*RAW RECORDS:*
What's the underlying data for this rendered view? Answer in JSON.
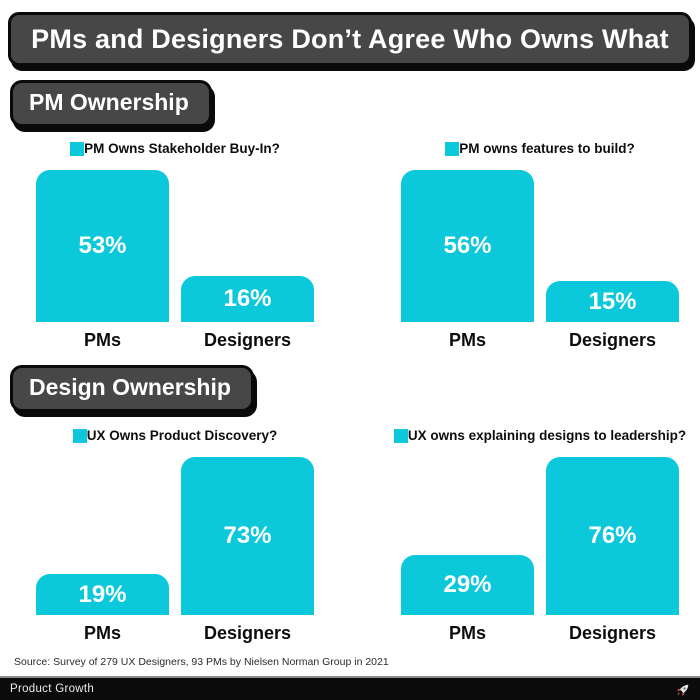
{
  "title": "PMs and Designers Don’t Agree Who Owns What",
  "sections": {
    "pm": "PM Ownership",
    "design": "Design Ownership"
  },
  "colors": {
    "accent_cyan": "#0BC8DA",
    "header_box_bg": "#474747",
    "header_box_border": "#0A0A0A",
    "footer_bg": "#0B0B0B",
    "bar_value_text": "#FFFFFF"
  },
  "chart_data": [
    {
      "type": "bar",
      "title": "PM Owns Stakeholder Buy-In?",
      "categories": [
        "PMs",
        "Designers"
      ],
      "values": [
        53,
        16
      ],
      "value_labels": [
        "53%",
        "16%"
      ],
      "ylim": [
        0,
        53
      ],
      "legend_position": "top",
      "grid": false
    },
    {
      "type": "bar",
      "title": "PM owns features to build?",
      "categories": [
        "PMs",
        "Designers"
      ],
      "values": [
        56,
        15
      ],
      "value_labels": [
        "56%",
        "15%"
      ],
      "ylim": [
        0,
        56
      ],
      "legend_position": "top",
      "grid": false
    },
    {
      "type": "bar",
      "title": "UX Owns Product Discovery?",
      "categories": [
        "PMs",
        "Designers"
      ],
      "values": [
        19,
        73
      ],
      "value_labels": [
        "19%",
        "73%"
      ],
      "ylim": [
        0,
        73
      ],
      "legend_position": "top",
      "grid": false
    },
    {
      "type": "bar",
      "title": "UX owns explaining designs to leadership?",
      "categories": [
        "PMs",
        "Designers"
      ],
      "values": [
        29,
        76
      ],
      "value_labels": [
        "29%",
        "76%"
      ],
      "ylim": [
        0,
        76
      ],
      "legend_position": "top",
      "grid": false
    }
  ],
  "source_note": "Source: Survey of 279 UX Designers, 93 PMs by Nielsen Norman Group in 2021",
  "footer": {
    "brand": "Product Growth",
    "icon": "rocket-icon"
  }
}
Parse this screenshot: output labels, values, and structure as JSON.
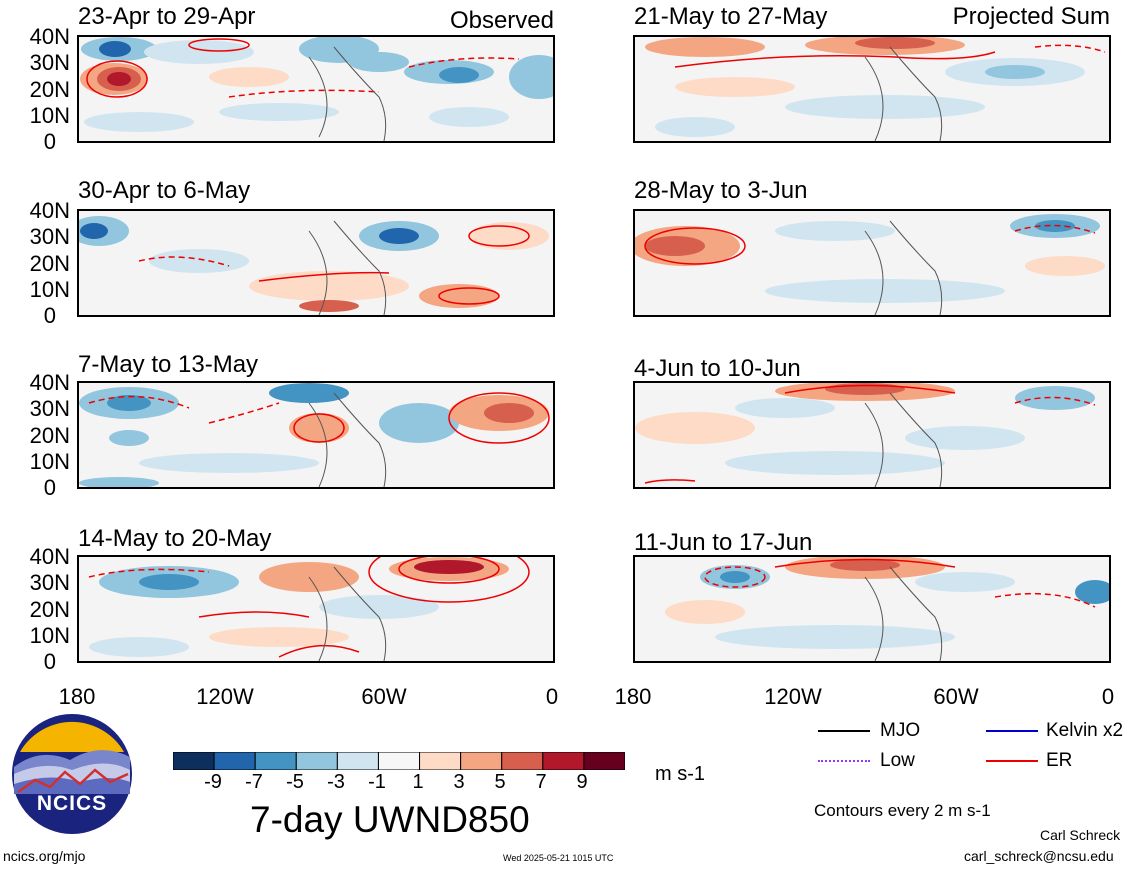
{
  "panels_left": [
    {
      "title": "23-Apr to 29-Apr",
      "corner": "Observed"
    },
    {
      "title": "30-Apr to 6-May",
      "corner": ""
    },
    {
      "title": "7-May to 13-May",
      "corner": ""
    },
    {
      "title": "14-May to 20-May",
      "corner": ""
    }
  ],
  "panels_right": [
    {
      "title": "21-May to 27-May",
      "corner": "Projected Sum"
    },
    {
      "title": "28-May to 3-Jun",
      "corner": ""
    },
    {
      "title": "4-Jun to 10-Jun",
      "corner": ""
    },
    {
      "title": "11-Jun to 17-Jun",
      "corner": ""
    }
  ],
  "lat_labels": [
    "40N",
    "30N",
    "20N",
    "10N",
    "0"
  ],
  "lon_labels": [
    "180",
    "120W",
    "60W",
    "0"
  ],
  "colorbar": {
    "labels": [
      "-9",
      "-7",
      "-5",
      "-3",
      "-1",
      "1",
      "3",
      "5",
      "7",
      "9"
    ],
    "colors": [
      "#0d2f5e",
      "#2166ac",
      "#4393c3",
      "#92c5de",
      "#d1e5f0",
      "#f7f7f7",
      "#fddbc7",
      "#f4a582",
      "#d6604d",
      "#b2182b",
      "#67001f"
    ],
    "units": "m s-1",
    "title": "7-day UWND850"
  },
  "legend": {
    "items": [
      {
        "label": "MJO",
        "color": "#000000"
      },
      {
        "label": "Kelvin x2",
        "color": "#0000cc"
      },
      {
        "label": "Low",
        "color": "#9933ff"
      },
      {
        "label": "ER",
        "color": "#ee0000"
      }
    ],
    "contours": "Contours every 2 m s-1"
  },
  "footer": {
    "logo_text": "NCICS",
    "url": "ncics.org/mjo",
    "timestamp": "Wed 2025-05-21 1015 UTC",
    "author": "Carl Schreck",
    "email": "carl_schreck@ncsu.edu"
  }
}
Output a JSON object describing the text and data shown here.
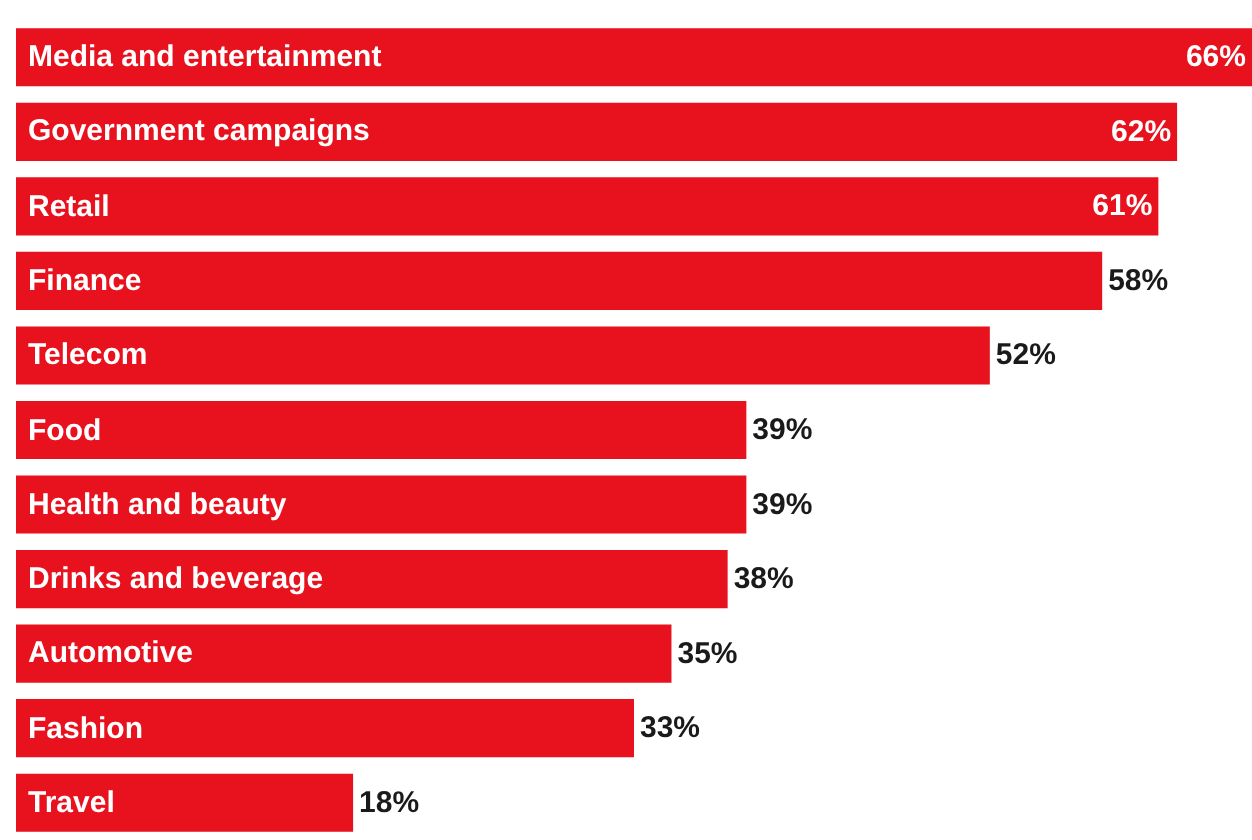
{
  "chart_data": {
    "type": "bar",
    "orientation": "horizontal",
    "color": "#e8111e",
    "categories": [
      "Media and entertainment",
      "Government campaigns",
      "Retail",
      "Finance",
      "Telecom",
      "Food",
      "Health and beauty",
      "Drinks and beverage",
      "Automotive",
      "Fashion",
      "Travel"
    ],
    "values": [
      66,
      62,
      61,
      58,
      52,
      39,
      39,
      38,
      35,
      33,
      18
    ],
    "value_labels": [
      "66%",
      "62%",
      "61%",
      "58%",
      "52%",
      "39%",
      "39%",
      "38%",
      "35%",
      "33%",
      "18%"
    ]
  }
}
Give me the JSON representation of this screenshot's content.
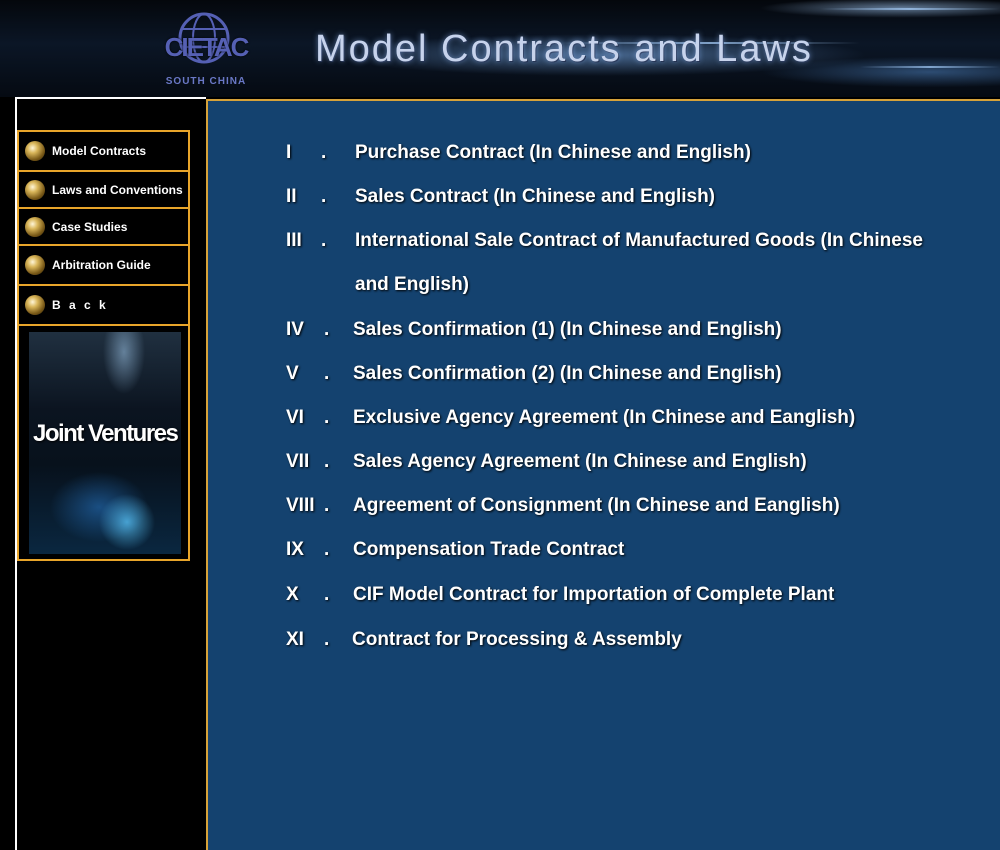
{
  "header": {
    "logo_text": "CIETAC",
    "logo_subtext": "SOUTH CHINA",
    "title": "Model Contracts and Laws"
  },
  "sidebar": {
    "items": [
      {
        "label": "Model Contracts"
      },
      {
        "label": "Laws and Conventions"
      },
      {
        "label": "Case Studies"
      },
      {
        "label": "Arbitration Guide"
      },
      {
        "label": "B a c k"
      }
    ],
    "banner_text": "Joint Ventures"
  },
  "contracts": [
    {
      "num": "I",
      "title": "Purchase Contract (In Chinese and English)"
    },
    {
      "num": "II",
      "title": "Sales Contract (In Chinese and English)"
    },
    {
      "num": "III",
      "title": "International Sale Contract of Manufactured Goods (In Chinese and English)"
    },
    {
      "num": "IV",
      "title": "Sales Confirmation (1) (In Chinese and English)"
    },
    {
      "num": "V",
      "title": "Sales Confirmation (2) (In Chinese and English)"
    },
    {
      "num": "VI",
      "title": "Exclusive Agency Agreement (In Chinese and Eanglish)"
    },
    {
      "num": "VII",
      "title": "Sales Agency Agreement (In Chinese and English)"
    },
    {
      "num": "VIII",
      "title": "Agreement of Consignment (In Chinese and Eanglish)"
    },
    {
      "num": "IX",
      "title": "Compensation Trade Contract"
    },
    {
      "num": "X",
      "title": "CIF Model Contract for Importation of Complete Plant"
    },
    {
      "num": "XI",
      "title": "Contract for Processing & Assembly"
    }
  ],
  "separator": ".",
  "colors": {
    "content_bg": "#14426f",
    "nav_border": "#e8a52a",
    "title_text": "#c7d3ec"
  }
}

*OBJECTIVE:*
Report the number of lines that include the string "Ownership"; return nothing but the count.

*FULL RESPONSE:*
2